Return the lines below exactly, starting with the line that contains "Transcribe the text in this document." and stopping after the last line.
## begin
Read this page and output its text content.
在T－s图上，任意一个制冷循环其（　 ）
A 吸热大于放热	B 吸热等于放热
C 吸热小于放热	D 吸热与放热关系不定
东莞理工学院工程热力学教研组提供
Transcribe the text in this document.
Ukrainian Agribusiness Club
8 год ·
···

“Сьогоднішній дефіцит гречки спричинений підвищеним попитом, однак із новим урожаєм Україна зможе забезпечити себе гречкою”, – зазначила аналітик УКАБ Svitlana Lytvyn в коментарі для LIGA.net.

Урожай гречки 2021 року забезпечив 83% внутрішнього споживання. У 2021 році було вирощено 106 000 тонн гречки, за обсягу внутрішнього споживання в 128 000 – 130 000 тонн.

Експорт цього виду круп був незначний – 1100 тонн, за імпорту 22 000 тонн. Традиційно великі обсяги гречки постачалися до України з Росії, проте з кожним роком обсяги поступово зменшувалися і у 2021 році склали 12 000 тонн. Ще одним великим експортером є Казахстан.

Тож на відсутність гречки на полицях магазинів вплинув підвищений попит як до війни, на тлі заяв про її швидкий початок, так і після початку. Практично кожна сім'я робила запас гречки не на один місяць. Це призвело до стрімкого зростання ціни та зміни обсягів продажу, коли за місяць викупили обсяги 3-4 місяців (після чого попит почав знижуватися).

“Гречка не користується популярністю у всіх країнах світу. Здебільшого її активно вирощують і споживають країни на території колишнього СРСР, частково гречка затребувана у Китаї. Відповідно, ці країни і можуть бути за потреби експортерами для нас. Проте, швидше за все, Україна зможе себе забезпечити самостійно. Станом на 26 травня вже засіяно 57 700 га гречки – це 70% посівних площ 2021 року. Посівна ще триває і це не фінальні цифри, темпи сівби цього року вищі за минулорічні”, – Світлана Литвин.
## end
:: Expected answer ::
Transcribe the text in this document.
Ukrainian Agribusiness Club
8 год ·
···

“Сьогоднішній дефіцит гречки спричинений підвищеним попитом, однак із новим урожаєм Україна зможе забезпечити себе гречкою”, – зазначила аналітик УКАБ Svitlana Lytvyn в коментарі для LIGA.net.

Урожай гречки 2021 року забезпечив 83% внутрішнього споживання. У 2021 році було вирощено 106 000 тонн гречки, за обсягу внутрішнього споживання в 128 000 – 130 000 тонн.

Експорт цього виду круп був незначний – 1100 тонн, за імпорту 22 000 тонн. Традиційно великі обсяги гречки постачалися до України з Росії, проте з кожним роком обсяги поступово зменшувалися і у 2021 році склали 12 000 тонн. Ще одним великим експортером є Казахстан.

Тож на відсутність гречки на полицях магазинів вплинув підвищений попит як до війни, на тлі заяв про її швидкий початок, так і після початку. Практично кожна сім'я робила запас гречки не на один місяць. Це призвело до стрімкого зростання ціни та зміни обсягів продажу, коли за місяць викупили обсяги 3-4 місяців (після чого попит почав знижуватися).

“Гречка не користується популярністю у всіх країнах світу. Здебільшого її активно вирощують і споживають країни на території колишнього СРСР, частково гречка затребувана у Китаї. Відповідно, ці країни і можуть бути за потреби експортерами для нас. Проте, швидше за все, Україна зможе себе забезпечити самостійно. Станом на 26 травня вже засіяно 57 700 га гречки – це 70% посівних площ 2021 року. Посівна ще триває і це не фінальні цифри, темпи сівби цього року вищі за минулорічні”, – Світлана Литвин.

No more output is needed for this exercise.